# PROBLEM TO WORK ON:
Count the lines below that contain the word "контроля" and give only that number.

# RECORDS:
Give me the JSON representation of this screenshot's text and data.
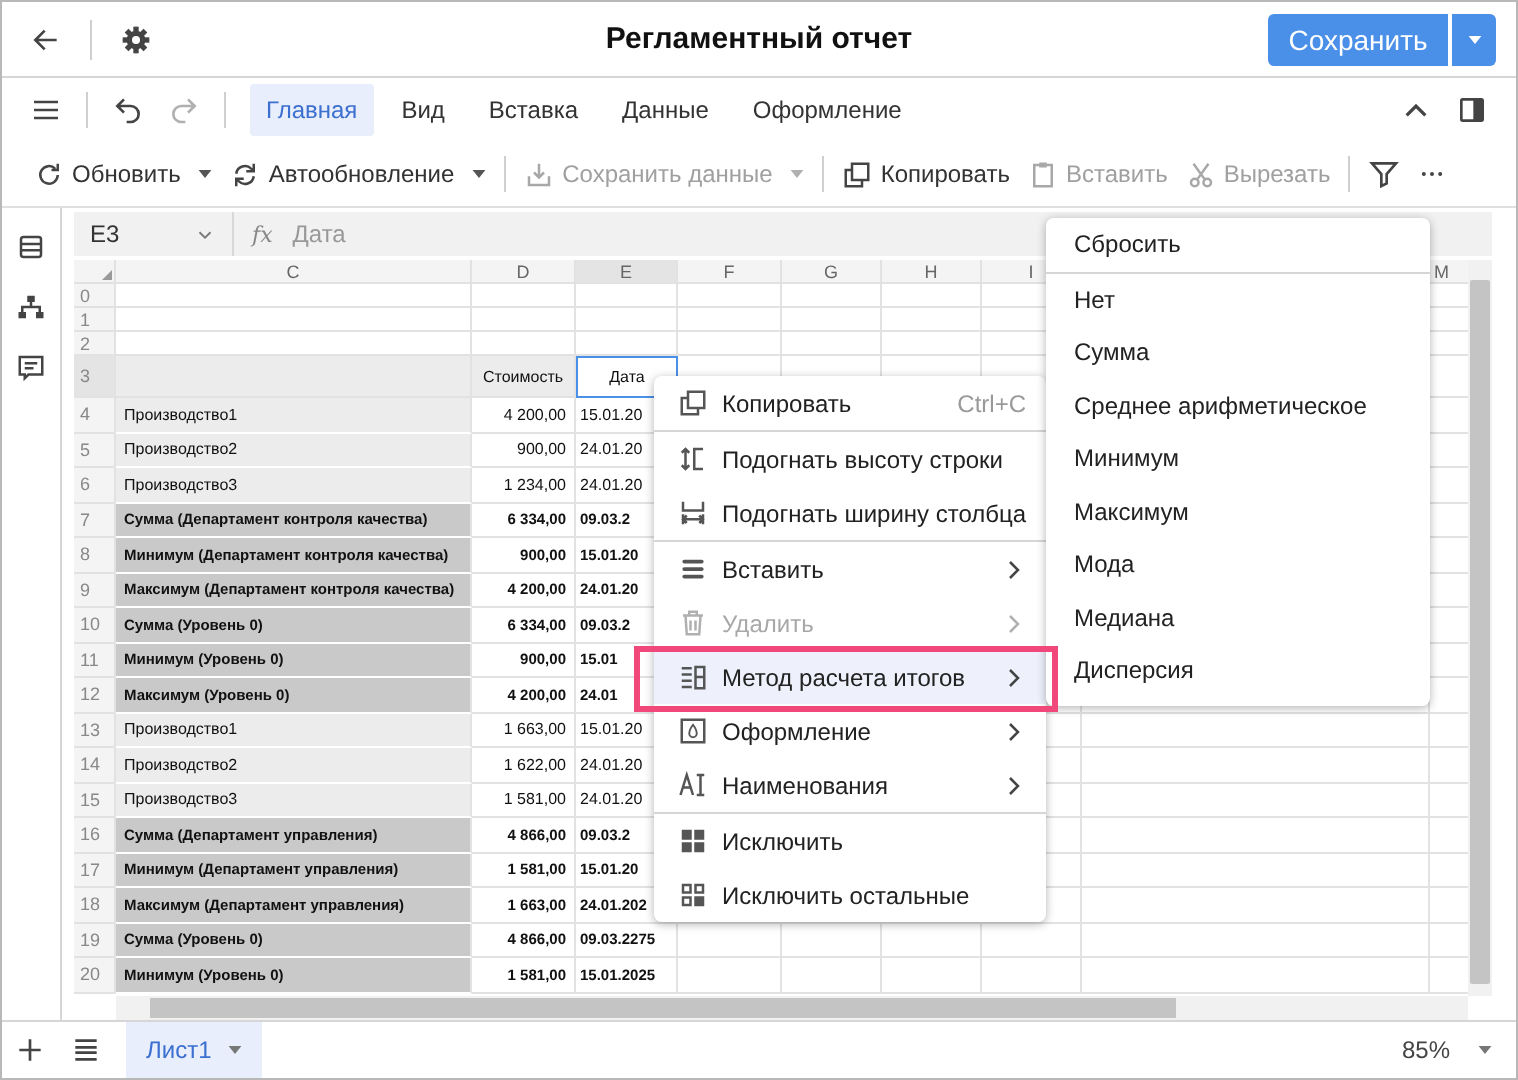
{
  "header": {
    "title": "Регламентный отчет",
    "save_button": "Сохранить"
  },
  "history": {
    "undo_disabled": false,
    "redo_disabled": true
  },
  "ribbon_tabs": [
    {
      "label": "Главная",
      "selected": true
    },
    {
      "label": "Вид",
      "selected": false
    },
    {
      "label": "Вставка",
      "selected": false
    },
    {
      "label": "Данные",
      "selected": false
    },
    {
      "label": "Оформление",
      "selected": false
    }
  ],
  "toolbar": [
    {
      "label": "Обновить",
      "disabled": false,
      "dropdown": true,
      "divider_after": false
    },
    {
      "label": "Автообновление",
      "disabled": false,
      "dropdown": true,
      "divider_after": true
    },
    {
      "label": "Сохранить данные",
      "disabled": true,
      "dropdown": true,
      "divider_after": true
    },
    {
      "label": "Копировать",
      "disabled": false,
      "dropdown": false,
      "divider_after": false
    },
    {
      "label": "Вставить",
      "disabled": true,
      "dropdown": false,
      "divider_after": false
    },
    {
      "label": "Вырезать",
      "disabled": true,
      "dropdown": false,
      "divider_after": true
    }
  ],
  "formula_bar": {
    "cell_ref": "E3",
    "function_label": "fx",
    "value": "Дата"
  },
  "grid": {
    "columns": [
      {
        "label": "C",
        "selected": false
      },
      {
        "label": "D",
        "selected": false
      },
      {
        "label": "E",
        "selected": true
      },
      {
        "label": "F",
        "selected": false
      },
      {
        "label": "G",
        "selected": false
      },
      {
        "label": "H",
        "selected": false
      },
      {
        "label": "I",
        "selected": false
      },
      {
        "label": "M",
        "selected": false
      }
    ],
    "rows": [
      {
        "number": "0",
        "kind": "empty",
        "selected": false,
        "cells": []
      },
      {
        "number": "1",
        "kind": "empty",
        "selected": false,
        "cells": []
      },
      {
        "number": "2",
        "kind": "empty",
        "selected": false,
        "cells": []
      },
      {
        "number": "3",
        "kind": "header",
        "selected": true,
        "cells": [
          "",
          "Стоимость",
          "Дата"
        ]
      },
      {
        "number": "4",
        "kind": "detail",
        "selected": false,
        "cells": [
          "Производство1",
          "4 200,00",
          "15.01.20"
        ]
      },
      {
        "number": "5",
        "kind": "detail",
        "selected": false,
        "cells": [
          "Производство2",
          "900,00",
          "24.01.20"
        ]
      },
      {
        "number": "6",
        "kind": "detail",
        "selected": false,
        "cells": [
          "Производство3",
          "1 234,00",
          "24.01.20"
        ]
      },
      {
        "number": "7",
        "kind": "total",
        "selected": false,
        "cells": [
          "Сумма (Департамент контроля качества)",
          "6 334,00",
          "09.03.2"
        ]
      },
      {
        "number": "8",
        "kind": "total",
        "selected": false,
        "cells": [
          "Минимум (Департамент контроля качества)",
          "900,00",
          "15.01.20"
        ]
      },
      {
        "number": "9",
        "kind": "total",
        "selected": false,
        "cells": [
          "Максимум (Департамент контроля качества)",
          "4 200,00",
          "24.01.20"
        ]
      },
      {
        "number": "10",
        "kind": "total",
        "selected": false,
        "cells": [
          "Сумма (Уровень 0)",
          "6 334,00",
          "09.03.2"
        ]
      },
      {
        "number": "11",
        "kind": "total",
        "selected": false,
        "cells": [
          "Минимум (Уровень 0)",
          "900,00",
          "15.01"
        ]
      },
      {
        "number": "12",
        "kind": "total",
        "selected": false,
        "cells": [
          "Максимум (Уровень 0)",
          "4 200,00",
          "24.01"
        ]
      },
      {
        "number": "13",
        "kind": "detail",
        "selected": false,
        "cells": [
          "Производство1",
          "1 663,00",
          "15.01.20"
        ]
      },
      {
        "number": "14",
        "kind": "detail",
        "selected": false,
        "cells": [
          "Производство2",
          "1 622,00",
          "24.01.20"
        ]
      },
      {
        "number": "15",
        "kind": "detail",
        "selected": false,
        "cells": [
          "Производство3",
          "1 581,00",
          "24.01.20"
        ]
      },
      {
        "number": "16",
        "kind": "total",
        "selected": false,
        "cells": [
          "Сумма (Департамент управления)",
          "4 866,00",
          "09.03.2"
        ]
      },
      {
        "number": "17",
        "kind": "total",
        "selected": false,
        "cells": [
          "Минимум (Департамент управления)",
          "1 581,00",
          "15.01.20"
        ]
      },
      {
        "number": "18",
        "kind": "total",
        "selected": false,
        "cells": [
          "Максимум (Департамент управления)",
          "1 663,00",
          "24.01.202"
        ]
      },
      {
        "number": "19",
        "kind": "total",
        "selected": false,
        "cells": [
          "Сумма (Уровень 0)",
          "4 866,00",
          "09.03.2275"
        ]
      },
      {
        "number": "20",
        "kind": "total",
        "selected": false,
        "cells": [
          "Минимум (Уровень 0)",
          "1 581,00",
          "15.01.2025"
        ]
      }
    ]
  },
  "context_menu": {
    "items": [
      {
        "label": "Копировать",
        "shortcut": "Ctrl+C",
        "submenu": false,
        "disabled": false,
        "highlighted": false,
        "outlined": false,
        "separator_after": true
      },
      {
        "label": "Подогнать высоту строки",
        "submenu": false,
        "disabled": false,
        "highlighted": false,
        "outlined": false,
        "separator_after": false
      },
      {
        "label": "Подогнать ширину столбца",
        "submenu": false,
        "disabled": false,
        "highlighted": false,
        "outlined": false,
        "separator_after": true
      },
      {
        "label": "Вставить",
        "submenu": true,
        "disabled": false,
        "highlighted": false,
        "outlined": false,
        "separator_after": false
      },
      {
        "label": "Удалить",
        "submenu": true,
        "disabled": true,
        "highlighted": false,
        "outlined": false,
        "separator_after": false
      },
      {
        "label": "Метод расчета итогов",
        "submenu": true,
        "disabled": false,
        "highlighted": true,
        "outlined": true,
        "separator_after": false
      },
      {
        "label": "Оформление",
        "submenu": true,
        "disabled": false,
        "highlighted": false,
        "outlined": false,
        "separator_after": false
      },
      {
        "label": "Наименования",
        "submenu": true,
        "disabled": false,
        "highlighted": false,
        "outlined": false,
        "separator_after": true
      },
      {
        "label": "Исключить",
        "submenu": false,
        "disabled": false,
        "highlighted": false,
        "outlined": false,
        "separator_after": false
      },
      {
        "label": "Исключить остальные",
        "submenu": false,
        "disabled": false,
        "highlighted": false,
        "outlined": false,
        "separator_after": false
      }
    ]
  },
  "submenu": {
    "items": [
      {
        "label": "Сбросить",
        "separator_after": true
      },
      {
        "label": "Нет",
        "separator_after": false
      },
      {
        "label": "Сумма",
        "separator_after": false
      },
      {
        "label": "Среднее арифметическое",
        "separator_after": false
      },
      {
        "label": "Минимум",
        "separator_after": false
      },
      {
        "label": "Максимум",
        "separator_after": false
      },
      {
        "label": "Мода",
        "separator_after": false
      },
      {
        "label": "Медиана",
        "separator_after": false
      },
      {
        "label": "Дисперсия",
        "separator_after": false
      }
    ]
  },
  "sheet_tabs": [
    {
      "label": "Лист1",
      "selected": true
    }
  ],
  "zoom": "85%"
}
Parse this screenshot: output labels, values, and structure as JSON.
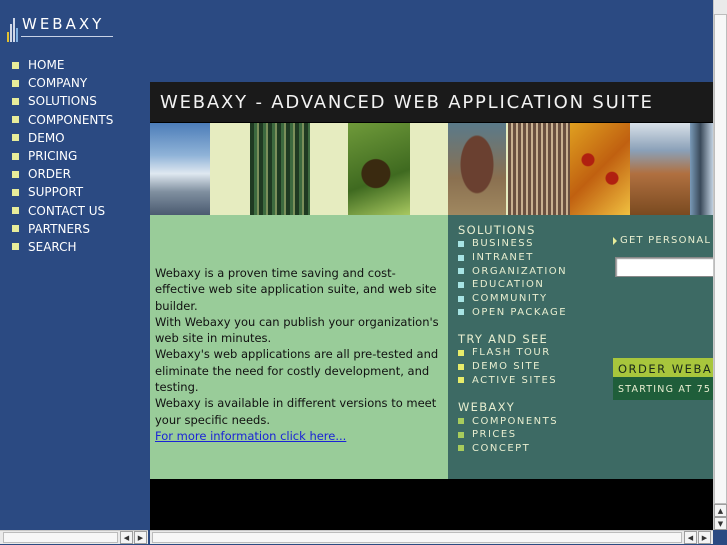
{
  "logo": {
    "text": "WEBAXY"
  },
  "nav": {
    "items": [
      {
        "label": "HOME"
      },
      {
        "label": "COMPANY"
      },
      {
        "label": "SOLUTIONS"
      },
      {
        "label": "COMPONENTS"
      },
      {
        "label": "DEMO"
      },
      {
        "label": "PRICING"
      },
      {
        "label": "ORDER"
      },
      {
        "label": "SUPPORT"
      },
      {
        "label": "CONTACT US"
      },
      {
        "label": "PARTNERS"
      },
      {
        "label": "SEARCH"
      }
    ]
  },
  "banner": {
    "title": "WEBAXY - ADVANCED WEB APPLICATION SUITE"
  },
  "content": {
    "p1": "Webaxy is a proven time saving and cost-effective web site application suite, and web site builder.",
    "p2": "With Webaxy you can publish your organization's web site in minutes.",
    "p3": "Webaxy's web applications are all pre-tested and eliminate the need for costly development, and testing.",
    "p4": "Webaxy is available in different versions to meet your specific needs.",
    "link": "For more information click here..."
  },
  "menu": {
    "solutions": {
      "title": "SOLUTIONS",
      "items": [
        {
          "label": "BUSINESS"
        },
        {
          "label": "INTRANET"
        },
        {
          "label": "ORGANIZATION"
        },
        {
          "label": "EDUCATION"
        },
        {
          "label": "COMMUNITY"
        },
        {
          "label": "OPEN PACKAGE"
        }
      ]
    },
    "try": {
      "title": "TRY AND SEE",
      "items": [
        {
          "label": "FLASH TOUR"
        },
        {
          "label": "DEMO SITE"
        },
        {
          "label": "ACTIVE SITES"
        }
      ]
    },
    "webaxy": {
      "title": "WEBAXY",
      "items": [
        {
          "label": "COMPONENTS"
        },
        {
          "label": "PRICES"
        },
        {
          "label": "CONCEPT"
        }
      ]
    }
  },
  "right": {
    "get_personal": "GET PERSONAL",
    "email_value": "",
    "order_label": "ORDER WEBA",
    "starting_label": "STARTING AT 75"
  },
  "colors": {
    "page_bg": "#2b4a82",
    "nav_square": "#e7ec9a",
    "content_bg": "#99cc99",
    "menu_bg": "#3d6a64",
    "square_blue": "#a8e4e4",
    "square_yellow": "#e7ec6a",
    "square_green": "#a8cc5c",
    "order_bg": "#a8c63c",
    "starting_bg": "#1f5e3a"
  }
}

# RESPONSE TO THIS TASK:
3